§ Prompt: Extract all lines that hold "text" from the records below.

--- Records for processing ---

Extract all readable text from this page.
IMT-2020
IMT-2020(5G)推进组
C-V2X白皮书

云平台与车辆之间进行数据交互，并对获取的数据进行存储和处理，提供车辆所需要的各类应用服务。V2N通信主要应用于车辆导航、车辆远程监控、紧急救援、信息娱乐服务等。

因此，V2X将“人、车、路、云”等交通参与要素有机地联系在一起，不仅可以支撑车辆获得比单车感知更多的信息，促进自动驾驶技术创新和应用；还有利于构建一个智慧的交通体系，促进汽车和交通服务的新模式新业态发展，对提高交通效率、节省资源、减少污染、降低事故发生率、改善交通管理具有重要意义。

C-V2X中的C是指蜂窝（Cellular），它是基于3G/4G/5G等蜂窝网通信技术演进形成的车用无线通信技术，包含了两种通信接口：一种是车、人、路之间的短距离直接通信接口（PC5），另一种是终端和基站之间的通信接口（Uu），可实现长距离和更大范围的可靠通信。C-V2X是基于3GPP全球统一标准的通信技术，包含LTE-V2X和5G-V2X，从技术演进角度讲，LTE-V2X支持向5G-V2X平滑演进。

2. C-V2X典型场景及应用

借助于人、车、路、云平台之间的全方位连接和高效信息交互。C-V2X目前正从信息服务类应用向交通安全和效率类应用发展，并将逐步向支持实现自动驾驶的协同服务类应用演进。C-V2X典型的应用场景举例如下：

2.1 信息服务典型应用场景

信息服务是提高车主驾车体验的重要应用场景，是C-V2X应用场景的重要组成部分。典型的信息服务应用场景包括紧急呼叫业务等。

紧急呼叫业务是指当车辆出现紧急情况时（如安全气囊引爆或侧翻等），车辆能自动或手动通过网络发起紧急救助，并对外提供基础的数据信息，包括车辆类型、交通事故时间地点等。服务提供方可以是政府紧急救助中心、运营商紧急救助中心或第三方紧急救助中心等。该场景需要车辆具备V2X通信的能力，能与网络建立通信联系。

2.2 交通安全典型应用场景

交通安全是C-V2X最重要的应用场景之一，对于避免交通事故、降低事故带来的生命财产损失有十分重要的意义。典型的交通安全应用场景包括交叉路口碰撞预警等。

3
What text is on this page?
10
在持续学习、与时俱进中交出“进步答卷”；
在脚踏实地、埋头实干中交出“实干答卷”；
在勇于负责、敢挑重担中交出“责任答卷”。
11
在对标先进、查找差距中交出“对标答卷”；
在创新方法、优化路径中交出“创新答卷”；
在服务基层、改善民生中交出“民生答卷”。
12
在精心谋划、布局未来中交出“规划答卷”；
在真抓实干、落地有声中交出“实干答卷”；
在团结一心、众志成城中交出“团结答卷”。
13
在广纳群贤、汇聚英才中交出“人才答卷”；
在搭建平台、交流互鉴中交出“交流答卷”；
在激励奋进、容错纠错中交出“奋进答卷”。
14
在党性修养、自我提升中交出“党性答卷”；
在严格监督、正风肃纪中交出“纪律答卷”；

---

§ Written response:
Extract all readable text from this page.
What text is on this page?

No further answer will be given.